**Records shown:**

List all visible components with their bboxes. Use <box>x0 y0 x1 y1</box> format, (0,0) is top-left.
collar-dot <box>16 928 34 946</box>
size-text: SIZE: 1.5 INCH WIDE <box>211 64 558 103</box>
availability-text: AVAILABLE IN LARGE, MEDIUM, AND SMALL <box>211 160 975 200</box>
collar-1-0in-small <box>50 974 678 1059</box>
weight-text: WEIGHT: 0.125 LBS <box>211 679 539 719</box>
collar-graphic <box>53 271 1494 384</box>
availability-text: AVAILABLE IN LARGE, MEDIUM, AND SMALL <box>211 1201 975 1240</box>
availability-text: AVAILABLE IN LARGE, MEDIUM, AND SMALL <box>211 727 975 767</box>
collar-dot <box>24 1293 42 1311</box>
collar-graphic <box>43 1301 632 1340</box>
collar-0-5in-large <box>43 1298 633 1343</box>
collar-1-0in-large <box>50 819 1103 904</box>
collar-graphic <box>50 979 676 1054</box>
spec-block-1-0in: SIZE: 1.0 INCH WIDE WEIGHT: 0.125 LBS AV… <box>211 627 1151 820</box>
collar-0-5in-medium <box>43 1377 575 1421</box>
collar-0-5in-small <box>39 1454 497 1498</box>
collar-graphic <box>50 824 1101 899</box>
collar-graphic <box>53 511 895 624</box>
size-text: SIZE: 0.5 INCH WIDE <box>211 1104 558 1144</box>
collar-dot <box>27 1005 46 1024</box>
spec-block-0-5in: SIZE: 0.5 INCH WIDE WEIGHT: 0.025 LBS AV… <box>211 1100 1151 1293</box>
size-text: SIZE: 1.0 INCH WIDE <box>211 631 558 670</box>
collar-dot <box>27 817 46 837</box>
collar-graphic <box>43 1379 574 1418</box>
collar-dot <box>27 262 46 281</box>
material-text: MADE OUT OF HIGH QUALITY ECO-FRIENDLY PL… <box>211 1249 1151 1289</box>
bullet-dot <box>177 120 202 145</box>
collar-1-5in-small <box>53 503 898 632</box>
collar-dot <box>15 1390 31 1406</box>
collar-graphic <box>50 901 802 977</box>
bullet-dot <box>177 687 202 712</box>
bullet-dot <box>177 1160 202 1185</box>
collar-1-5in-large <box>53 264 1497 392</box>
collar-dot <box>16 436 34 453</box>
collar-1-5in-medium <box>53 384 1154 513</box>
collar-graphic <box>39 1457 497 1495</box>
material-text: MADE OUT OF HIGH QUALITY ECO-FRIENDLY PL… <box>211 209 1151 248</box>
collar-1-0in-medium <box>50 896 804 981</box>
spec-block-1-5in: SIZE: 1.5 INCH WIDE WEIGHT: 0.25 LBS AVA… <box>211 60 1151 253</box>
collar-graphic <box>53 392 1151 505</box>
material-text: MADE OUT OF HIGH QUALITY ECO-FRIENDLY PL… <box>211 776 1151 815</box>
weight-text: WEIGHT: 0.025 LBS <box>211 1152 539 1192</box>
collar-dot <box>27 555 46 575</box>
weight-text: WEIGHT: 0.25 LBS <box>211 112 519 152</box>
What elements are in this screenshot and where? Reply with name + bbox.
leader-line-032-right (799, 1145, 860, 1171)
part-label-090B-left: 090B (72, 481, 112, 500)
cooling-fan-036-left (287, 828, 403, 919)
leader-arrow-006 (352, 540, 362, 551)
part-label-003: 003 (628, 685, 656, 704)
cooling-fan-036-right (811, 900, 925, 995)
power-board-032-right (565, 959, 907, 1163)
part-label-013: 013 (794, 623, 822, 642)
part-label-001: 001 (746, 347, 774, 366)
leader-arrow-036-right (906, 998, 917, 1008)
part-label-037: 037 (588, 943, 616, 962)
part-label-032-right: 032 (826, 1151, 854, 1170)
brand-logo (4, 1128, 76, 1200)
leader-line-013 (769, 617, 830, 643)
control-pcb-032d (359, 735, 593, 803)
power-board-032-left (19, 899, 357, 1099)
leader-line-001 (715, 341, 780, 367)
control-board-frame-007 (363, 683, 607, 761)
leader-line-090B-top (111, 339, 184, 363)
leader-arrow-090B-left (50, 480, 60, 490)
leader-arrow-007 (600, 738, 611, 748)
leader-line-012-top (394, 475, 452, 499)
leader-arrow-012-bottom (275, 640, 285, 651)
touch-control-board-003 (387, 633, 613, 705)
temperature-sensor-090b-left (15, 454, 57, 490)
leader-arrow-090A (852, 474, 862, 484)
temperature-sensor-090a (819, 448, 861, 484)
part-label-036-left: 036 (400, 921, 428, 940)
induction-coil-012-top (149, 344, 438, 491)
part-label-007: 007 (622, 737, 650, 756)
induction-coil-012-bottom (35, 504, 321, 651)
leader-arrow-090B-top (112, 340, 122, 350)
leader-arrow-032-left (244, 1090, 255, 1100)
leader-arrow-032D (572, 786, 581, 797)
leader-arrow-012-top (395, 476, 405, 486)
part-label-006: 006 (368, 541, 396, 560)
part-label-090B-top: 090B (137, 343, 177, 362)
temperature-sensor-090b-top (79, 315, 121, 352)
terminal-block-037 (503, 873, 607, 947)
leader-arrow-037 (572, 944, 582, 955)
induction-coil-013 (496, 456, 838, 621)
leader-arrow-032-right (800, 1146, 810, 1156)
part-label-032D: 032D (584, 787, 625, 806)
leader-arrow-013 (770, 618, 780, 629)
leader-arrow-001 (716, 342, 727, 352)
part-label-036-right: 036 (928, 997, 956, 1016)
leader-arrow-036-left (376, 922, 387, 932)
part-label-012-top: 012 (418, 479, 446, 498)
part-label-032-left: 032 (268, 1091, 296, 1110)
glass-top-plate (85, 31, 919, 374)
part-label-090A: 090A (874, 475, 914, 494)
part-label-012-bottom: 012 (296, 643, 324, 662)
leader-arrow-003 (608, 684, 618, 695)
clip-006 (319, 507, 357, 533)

**Directive:** Copy the material above line for line without changes, beginning with its first line and stopping after the line that contains "collar-dot <box>27 262 46 281</box>".

**Answer to the problem:**
List all visible components with their bboxes. Use <box>x0 y0 x1 y1</box> format, (0,0) is top-left.
collar-dot <box>16 928 34 946</box>
size-text: SIZE: 1.5 INCH WIDE <box>211 64 558 103</box>
availability-text: AVAILABLE IN LARGE, MEDIUM, AND SMALL <box>211 160 975 200</box>
collar-1-0in-small <box>50 974 678 1059</box>
weight-text: WEIGHT: 0.125 LBS <box>211 679 539 719</box>
collar-graphic <box>53 271 1494 384</box>
availability-text: AVAILABLE IN LARGE, MEDIUM, AND SMALL <box>211 1201 975 1240</box>
availability-text: AVAILABLE IN LARGE, MEDIUM, AND SMALL <box>211 727 975 767</box>
collar-dot <box>24 1293 42 1311</box>
collar-graphic <box>43 1301 632 1340</box>
collar-0-5in-large <box>43 1298 633 1343</box>
collar-1-0in-large <box>50 819 1103 904</box>
collar-graphic <box>50 979 676 1054</box>
spec-block-1-0in: SIZE: 1.0 INCH WIDE WEIGHT: 0.125 LBS AV… <box>211 627 1151 820</box>
collar-0-5in-medium <box>43 1377 575 1421</box>
collar-0-5in-small <box>39 1454 497 1498</box>
collar-graphic <box>50 824 1101 899</box>
collar-graphic <box>53 511 895 624</box>
size-text: SIZE: 0.5 INCH WIDE <box>211 1104 558 1144</box>
collar-dot <box>27 1005 46 1024</box>
spec-block-0-5in: SIZE: 0.5 INCH WIDE WEIGHT: 0.025 LBS AV… <box>211 1100 1151 1293</box>
size-text: SIZE: 1.0 INCH WIDE <box>211 631 558 670</box>
collar-dot <box>27 817 46 837</box>
collar-graphic <box>43 1379 574 1418</box>
collar-dot <box>27 262 46 281</box>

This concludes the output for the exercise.